Supplied material ->

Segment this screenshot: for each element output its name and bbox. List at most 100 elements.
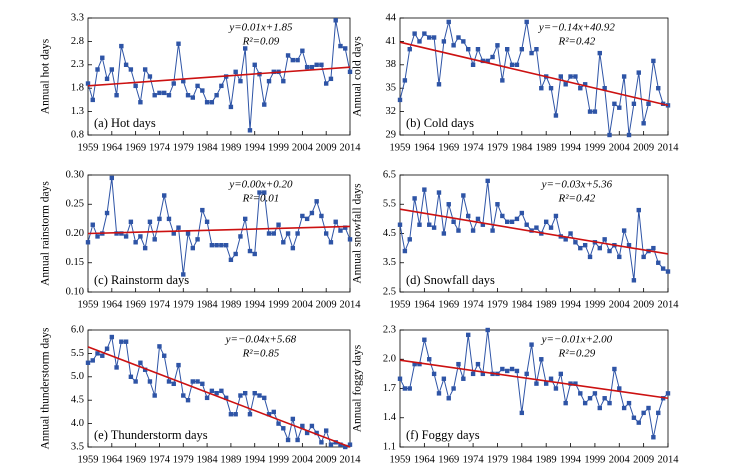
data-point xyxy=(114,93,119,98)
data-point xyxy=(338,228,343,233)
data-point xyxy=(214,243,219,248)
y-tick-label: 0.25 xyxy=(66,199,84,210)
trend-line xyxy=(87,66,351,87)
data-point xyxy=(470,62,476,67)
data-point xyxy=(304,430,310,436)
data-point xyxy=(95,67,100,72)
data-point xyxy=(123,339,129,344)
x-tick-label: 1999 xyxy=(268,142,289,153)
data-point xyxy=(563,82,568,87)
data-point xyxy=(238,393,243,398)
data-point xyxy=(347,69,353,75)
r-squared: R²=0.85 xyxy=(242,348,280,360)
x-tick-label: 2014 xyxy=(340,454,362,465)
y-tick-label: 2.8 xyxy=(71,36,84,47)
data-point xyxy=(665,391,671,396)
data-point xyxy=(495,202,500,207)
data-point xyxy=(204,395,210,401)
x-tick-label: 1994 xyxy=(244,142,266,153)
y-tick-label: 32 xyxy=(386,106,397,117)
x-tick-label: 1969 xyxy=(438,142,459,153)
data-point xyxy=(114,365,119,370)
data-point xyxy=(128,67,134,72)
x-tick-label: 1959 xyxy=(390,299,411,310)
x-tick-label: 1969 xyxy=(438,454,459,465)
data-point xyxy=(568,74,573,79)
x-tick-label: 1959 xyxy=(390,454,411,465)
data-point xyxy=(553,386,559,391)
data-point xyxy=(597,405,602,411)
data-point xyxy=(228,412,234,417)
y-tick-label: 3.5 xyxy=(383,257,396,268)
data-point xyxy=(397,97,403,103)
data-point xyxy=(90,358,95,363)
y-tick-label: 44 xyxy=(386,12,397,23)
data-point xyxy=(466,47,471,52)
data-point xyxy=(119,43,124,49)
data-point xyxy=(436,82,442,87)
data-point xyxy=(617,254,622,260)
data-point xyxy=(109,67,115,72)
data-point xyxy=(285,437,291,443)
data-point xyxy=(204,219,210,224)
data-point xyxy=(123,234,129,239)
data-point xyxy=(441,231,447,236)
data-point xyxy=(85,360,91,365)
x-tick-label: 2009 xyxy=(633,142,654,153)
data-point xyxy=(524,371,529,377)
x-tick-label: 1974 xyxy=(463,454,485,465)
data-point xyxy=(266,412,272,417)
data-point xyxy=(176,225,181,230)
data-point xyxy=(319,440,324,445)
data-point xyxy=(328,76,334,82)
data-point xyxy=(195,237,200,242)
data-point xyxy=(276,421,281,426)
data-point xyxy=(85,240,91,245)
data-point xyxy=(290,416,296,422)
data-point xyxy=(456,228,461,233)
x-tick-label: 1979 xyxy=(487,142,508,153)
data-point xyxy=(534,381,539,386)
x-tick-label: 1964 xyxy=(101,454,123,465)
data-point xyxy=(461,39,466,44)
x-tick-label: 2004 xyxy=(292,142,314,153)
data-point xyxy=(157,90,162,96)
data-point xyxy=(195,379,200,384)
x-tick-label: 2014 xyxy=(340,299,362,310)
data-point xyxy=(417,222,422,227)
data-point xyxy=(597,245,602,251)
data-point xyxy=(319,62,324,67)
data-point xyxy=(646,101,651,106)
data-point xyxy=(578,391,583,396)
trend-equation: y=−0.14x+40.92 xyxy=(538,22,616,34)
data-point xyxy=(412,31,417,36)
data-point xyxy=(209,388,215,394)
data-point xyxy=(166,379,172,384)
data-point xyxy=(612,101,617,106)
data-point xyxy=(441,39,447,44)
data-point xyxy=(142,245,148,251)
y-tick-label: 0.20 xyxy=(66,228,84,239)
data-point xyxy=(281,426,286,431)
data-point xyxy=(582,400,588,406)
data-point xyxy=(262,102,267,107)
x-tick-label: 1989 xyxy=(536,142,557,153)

Task description ->
Repeat each of the records above line for line, with every line kept exactly as it appears and the pictures left out.

Response to the task ->
Segment this screenshot: for each element output its name and bbox. List at most 100 elements.
data-point xyxy=(114,93,119,98)
data-point xyxy=(338,228,343,233)
data-point xyxy=(214,243,219,248)
y-tick-label: 0.25 xyxy=(66,199,84,210)
trend-line xyxy=(87,66,351,87)
data-point xyxy=(470,62,476,67)
data-point xyxy=(304,430,310,436)
data-point xyxy=(95,67,100,72)
data-point xyxy=(123,339,129,344)
x-tick-label: 1999 xyxy=(268,142,289,153)
data-point xyxy=(563,82,568,87)
data-point xyxy=(238,393,243,398)
data-point xyxy=(347,69,353,75)
r-squared: R²=0.85 xyxy=(242,348,280,360)
x-tick-label: 2014 xyxy=(340,454,362,465)
y-tick-label: 2.8 xyxy=(71,36,84,47)
data-point xyxy=(665,391,671,396)
data-point xyxy=(495,202,500,207)
data-point xyxy=(204,395,210,401)
x-tick-label: 1994 xyxy=(244,142,266,153)
y-tick-label: 32 xyxy=(386,106,397,117)
x-tick-label: 1969 xyxy=(438,142,459,153)
data-point xyxy=(114,365,119,370)
data-point xyxy=(128,67,134,72)
x-tick-label: 1959 xyxy=(390,299,411,310)
x-tick-label: 1969 xyxy=(438,454,459,465)
data-point xyxy=(568,74,573,79)
x-tick-label: 1959 xyxy=(390,454,411,465)
data-point xyxy=(553,386,559,391)
data-point xyxy=(597,405,602,411)
data-point xyxy=(228,412,234,417)
y-tick-label: 3.5 xyxy=(383,257,396,268)
data-point xyxy=(397,97,403,103)
data-point xyxy=(90,358,95,363)
y-tick-label: 44 xyxy=(386,12,397,23)
data-point xyxy=(466,47,471,52)
data-point xyxy=(119,43,124,49)
data-point xyxy=(436,82,442,87)
data-point xyxy=(617,254,622,260)
data-point xyxy=(109,67,115,72)
data-point xyxy=(285,437,291,443)
data-point xyxy=(204,219,210,224)
data-point xyxy=(123,234,129,239)
data-point xyxy=(441,231,447,236)
data-point xyxy=(85,360,91,365)
x-tick-label: 2009 xyxy=(633,142,654,153)
data-point xyxy=(524,371,529,377)
x-tick-label: 1974 xyxy=(463,454,485,465)
data-point xyxy=(266,412,272,417)
data-point xyxy=(176,225,181,230)
data-point xyxy=(319,440,324,445)
data-point xyxy=(328,76,334,82)
data-point xyxy=(195,237,200,242)
data-point xyxy=(276,421,281,426)
data-point xyxy=(85,240,91,245)
data-point xyxy=(290,416,296,422)
data-point xyxy=(456,228,461,233)
x-tick-label: 1979 xyxy=(487,142,508,153)
data-point xyxy=(534,381,539,386)
x-tick-label: 1964 xyxy=(101,454,123,465)
data-point xyxy=(461,39,466,44)
x-tick-label: 2004 xyxy=(292,142,314,153)
data-point xyxy=(157,90,162,96)
data-point xyxy=(195,379,200,384)
x-tick-label: 2014 xyxy=(340,299,362,310)
data-point xyxy=(417,222,422,227)
data-point xyxy=(597,245,602,251)
data-point xyxy=(319,62,324,67)
data-point xyxy=(646,101,651,106)
data-point xyxy=(578,391,583,396)
trend-equation: y=−0.14x+40.92 xyxy=(538,22,616,34)
data-point xyxy=(412,31,417,36)
data-point xyxy=(209,388,215,394)
data-point xyxy=(166,379,172,384)
data-point xyxy=(612,101,617,106)
data-point xyxy=(441,39,447,44)
data-point xyxy=(142,245,148,251)
y-tick-label: 0.20 xyxy=(66,228,84,239)
data-point xyxy=(281,426,286,431)
data-point xyxy=(582,400,588,406)
data-point xyxy=(262,102,267,107)
x-tick-label: 1989 xyxy=(536,142,557,153)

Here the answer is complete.